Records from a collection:
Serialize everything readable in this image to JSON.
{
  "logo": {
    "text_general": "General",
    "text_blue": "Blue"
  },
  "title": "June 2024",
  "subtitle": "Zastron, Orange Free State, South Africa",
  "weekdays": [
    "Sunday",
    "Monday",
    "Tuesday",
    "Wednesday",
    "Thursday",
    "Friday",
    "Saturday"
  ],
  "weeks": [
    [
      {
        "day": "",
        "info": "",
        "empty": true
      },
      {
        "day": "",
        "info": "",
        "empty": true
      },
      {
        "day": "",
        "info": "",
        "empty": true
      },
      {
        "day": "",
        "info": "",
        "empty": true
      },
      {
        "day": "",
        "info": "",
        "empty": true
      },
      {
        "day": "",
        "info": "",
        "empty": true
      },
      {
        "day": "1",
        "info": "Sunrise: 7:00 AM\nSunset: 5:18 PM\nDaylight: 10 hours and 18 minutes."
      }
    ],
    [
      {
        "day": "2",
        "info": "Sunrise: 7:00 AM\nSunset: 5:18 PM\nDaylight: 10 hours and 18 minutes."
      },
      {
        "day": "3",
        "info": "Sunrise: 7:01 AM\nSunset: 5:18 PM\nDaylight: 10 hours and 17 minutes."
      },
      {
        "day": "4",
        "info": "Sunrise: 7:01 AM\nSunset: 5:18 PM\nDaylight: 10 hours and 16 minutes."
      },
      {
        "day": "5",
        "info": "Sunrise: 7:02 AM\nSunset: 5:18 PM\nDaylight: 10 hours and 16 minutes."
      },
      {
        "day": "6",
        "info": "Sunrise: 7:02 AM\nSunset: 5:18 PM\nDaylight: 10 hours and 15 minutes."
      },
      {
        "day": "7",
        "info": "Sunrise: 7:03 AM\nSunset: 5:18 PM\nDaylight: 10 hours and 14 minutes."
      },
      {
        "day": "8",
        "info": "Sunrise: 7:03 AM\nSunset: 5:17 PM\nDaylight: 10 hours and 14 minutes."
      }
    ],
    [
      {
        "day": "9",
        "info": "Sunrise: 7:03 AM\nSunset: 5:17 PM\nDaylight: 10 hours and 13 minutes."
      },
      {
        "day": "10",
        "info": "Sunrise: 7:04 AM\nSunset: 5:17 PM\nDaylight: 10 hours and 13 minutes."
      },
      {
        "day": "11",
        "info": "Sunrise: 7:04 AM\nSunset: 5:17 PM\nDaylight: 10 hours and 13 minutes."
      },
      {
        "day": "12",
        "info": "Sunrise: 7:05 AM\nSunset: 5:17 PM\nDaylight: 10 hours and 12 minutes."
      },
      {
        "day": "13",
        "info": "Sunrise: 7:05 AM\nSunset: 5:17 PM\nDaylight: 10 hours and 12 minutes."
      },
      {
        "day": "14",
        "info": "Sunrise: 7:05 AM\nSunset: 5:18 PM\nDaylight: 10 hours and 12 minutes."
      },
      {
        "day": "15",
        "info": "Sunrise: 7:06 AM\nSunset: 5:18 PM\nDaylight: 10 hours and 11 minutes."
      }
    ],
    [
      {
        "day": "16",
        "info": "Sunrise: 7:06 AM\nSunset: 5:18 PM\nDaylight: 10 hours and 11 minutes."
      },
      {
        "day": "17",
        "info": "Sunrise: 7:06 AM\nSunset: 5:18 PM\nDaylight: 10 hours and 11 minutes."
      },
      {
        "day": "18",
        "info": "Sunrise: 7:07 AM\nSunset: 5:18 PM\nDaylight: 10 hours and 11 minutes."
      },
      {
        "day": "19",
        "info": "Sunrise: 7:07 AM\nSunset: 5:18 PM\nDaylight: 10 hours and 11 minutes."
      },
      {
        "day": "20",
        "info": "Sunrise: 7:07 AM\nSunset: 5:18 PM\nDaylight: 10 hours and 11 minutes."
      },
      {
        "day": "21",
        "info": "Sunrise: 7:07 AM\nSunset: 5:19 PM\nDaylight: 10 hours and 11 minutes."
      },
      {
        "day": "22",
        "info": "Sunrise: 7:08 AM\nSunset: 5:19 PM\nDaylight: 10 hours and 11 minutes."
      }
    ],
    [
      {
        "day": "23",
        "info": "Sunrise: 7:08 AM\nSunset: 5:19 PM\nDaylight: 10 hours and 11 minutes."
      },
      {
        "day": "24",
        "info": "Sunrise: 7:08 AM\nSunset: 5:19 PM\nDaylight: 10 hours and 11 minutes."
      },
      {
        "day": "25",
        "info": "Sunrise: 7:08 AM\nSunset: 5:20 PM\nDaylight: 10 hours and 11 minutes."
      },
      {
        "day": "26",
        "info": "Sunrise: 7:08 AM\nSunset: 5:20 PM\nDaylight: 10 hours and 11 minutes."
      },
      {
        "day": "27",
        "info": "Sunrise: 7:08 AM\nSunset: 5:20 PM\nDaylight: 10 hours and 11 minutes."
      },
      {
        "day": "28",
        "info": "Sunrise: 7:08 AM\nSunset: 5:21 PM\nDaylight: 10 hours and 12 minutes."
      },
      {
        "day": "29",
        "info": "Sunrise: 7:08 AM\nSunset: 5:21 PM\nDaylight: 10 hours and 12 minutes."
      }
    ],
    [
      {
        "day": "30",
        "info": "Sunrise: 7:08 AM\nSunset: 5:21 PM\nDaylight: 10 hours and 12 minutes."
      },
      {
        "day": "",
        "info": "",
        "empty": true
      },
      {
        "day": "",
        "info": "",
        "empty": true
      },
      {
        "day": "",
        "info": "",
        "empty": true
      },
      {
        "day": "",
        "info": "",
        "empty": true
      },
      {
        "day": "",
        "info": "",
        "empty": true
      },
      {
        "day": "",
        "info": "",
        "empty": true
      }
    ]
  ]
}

Set task: Above are the records; retype them all without a single difference.

Output:
Serialize everything readable in this image to JSON.
{
  "logo": {
    "text_general": "General",
    "text_blue": "Blue"
  },
  "title": "June 2024",
  "subtitle": "Zastron, Orange Free State, South Africa",
  "weekdays": [
    "Sunday",
    "Monday",
    "Tuesday",
    "Wednesday",
    "Thursday",
    "Friday",
    "Saturday"
  ],
  "weeks": [
    [
      {
        "day": "",
        "info": "",
        "empty": true
      },
      {
        "day": "",
        "info": "",
        "empty": true
      },
      {
        "day": "",
        "info": "",
        "empty": true
      },
      {
        "day": "",
        "info": "",
        "empty": true
      },
      {
        "day": "",
        "info": "",
        "empty": true
      },
      {
        "day": "",
        "info": "",
        "empty": true
      },
      {
        "day": "1",
        "info": "Sunrise: 7:00 AM\nSunset: 5:18 PM\nDaylight: 10 hours and 18 minutes."
      }
    ],
    [
      {
        "day": "2",
        "info": "Sunrise: 7:00 AM\nSunset: 5:18 PM\nDaylight: 10 hours and 18 minutes."
      },
      {
        "day": "3",
        "info": "Sunrise: 7:01 AM\nSunset: 5:18 PM\nDaylight: 10 hours and 17 minutes."
      },
      {
        "day": "4",
        "info": "Sunrise: 7:01 AM\nSunset: 5:18 PM\nDaylight: 10 hours and 16 minutes."
      },
      {
        "day": "5",
        "info": "Sunrise: 7:02 AM\nSunset: 5:18 PM\nDaylight: 10 hours and 16 minutes."
      },
      {
        "day": "6",
        "info": "Sunrise: 7:02 AM\nSunset: 5:18 PM\nDaylight: 10 hours and 15 minutes."
      },
      {
        "day": "7",
        "info": "Sunrise: 7:03 AM\nSunset: 5:18 PM\nDaylight: 10 hours and 14 minutes."
      },
      {
        "day": "8",
        "info": "Sunrise: 7:03 AM\nSunset: 5:17 PM\nDaylight: 10 hours and 14 minutes."
      }
    ],
    [
      {
        "day": "9",
        "info": "Sunrise: 7:03 AM\nSunset: 5:17 PM\nDaylight: 10 hours and 13 minutes."
      },
      {
        "day": "10",
        "info": "Sunrise: 7:04 AM\nSunset: 5:17 PM\nDaylight: 10 hours and 13 minutes."
      },
      {
        "day": "11",
        "info": "Sunrise: 7:04 AM\nSunset: 5:17 PM\nDaylight: 10 hours and 13 minutes."
      },
      {
        "day": "12",
        "info": "Sunrise: 7:05 AM\nSunset: 5:17 PM\nDaylight: 10 hours and 12 minutes."
      },
      {
        "day": "13",
        "info": "Sunrise: 7:05 AM\nSunset: 5:17 PM\nDaylight: 10 hours and 12 minutes."
      },
      {
        "day": "14",
        "info": "Sunrise: 7:05 AM\nSunset: 5:18 PM\nDaylight: 10 hours and 12 minutes."
      },
      {
        "day": "15",
        "info": "Sunrise: 7:06 AM\nSunset: 5:18 PM\nDaylight: 10 hours and 11 minutes."
      }
    ],
    [
      {
        "day": "16",
        "info": "Sunrise: 7:06 AM\nSunset: 5:18 PM\nDaylight: 10 hours and 11 minutes."
      },
      {
        "day": "17",
        "info": "Sunrise: 7:06 AM\nSunset: 5:18 PM\nDaylight: 10 hours and 11 minutes."
      },
      {
        "day": "18",
        "info": "Sunrise: 7:07 AM\nSunset: 5:18 PM\nDaylight: 10 hours and 11 minutes."
      },
      {
        "day": "19",
        "info": "Sunrise: 7:07 AM\nSunset: 5:18 PM\nDaylight: 10 hours and 11 minutes."
      },
      {
        "day": "20",
        "info": "Sunrise: 7:07 AM\nSunset: 5:18 PM\nDaylight: 10 hours and 11 minutes."
      },
      {
        "day": "21",
        "info": "Sunrise: 7:07 AM\nSunset: 5:19 PM\nDaylight: 10 hours and 11 minutes."
      },
      {
        "day": "22",
        "info": "Sunrise: 7:08 AM\nSunset: 5:19 PM\nDaylight: 10 hours and 11 minutes."
      }
    ],
    [
      {
        "day": "23",
        "info": "Sunrise: 7:08 AM\nSunset: 5:19 PM\nDaylight: 10 hours and 11 minutes."
      },
      {
        "day": "24",
        "info": "Sunrise: 7:08 AM\nSunset: 5:19 PM\nDaylight: 10 hours and 11 minutes."
      },
      {
        "day": "25",
        "info": "Sunrise: 7:08 AM\nSunset: 5:20 PM\nDaylight: 10 hours and 11 minutes."
      },
      {
        "day": "26",
        "info": "Sunrise: 7:08 AM\nSunset: 5:20 PM\nDaylight: 10 hours and 11 minutes."
      },
      {
        "day": "27",
        "info": "Sunrise: 7:08 AM\nSunset: 5:20 PM\nDaylight: 10 hours and 11 minutes."
      },
      {
        "day": "28",
        "info": "Sunrise: 7:08 AM\nSunset: 5:21 PM\nDaylight: 10 hours and 12 minutes."
      },
      {
        "day": "29",
        "info": "Sunrise: 7:08 AM\nSunset: 5:21 PM\nDaylight: 10 hours and 12 minutes."
      }
    ],
    [
      {
        "day": "30",
        "info": "Sunrise: 7:08 AM\nSunset: 5:21 PM\nDaylight: 10 hours and 12 minutes."
      },
      {
        "day": "",
        "info": "",
        "empty": true
      },
      {
        "day": "",
        "info": "",
        "empty": true
      },
      {
        "day": "",
        "info": "",
        "empty": true
      },
      {
        "day": "",
        "info": "",
        "empty": true
      },
      {
        "day": "",
        "info": "",
        "empty": true
      },
      {
        "day": "",
        "info": "",
        "empty": true
      }
    ]
  ]
}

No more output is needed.